YOUR TASK:
Sift the listing for lines that hold the string "JSON" and pull them out.

DATA RECORDS:
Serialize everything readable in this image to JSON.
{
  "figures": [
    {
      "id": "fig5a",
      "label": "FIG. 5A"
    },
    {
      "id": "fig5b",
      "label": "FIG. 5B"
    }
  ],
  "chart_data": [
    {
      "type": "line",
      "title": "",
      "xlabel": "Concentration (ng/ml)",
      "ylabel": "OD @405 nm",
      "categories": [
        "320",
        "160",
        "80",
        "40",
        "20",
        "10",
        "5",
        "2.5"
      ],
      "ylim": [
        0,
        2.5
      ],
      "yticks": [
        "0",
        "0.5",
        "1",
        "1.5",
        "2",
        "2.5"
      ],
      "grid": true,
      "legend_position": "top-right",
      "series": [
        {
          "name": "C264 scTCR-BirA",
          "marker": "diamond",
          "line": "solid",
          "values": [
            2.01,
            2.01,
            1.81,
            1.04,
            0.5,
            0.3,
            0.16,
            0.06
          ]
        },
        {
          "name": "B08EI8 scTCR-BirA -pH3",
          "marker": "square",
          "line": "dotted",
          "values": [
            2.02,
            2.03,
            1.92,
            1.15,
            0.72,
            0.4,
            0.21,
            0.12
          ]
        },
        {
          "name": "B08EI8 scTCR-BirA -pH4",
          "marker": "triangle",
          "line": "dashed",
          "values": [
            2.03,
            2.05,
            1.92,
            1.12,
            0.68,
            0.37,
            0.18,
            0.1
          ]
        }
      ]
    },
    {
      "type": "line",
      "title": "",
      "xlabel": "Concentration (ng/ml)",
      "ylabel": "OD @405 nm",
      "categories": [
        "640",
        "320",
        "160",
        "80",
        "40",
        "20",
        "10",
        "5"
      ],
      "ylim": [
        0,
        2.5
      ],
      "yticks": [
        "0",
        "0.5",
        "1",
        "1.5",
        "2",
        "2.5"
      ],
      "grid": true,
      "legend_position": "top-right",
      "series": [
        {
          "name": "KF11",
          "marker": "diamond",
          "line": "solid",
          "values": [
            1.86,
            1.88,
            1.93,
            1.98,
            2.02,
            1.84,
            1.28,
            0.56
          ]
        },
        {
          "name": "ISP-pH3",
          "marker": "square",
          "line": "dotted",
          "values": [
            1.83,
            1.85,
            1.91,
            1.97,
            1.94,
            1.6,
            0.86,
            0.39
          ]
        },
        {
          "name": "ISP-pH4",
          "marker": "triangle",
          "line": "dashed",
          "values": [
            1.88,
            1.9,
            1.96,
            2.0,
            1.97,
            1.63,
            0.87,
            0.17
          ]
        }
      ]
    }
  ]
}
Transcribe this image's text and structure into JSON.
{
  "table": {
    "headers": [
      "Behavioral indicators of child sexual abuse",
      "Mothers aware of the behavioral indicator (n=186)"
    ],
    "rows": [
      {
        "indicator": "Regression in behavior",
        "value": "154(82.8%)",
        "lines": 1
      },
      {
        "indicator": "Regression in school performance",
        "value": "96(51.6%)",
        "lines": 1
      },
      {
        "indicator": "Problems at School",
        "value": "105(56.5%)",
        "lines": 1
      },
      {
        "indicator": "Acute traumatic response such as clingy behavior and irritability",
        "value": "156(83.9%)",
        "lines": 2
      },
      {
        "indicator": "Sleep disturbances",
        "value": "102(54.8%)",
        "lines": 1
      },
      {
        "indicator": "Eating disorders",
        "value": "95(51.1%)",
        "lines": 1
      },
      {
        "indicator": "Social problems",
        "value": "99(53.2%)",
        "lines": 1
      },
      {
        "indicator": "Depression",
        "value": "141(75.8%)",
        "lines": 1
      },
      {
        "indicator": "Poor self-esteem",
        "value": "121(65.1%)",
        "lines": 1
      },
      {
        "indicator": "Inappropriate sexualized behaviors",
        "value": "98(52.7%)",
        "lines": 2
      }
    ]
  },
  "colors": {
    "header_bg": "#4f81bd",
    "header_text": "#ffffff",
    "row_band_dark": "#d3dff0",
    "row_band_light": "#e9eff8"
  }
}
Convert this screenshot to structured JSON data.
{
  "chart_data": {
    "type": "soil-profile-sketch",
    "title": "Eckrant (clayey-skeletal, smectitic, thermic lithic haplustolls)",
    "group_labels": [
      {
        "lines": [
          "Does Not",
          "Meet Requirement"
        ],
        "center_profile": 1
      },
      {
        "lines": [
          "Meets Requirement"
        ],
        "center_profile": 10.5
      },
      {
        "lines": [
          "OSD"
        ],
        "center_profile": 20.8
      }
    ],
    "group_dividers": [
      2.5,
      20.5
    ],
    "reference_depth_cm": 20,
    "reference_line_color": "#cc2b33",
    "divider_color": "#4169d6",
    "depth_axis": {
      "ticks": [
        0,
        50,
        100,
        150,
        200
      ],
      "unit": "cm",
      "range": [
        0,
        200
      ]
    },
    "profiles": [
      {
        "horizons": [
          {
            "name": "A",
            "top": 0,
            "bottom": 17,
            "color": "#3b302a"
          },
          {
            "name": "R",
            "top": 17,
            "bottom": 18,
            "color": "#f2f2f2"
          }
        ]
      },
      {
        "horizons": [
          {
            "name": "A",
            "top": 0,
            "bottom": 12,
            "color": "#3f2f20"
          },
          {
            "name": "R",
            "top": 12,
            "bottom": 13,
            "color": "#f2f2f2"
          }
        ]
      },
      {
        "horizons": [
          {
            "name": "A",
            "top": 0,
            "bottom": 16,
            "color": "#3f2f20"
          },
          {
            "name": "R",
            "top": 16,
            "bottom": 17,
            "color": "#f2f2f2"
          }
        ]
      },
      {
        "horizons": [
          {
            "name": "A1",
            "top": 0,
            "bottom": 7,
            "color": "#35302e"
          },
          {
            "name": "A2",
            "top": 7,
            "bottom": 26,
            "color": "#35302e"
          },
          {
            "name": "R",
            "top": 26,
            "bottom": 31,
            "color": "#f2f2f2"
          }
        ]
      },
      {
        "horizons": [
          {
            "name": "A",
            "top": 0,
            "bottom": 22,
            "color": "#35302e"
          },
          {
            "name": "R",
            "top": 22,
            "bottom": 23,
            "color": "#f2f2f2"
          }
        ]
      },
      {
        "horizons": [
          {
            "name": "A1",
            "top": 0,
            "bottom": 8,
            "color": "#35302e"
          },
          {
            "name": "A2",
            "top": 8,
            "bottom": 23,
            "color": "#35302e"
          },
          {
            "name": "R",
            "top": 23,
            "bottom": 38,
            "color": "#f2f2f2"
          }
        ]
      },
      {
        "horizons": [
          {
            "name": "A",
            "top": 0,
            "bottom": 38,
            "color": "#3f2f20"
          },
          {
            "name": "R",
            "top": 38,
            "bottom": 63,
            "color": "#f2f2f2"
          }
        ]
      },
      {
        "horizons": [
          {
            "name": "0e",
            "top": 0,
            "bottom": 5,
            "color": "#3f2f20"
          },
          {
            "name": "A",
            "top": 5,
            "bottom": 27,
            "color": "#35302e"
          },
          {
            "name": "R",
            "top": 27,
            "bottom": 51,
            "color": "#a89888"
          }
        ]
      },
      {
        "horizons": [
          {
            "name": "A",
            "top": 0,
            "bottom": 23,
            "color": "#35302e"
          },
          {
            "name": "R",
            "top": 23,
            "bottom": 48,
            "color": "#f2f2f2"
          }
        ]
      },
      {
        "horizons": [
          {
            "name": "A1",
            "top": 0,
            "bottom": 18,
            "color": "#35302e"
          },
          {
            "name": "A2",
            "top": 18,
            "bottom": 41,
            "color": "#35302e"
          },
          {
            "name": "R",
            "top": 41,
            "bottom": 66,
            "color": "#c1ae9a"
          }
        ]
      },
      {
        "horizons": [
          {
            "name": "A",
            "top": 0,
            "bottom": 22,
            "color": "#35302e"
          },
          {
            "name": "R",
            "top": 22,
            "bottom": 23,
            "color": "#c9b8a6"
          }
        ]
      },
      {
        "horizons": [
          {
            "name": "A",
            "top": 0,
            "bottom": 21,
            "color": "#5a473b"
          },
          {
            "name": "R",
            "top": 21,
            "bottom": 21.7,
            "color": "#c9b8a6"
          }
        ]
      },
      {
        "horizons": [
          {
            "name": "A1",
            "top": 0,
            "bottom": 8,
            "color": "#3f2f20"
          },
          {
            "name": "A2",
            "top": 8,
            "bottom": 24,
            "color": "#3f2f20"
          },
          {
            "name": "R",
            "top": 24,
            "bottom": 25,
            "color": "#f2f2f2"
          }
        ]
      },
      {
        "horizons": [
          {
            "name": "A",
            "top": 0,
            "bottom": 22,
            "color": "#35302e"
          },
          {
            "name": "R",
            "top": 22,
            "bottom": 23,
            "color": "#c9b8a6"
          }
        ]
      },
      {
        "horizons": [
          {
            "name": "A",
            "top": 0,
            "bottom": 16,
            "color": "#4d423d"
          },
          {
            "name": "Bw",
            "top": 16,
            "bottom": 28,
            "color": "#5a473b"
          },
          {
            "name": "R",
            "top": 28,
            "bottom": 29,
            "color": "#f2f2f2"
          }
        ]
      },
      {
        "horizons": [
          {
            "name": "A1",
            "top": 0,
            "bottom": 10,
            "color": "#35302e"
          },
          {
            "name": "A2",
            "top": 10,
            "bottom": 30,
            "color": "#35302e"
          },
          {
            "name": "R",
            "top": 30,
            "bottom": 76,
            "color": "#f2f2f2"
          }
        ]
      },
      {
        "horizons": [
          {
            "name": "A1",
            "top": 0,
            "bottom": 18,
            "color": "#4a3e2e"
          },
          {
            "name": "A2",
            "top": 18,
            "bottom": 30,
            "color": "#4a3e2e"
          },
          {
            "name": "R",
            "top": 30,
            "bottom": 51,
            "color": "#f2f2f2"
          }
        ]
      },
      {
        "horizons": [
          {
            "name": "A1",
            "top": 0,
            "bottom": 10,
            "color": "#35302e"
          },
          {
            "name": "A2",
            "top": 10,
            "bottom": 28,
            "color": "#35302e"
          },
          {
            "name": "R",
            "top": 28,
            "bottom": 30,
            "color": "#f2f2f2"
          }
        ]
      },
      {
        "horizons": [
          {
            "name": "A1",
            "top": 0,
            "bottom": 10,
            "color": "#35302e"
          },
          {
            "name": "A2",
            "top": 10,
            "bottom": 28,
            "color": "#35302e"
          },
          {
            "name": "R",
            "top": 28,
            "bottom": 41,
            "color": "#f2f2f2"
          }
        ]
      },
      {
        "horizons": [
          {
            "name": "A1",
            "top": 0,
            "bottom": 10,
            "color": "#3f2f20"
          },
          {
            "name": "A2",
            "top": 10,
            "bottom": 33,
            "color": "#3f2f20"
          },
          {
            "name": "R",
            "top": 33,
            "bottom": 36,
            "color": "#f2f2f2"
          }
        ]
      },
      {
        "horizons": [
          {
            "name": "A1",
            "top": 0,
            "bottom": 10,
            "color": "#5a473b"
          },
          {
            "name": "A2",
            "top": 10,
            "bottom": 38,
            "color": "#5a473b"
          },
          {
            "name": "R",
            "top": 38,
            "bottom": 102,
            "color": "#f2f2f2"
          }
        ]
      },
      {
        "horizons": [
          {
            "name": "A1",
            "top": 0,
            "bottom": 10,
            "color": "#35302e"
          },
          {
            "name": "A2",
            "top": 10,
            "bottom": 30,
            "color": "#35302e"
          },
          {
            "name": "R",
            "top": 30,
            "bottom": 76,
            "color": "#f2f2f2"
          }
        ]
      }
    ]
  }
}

THE SOLUTION:
Serialize everything readable in this image to JSON.
Transcribe this image's text and structure into JSON.
Convert this screenshot to structured JSON data.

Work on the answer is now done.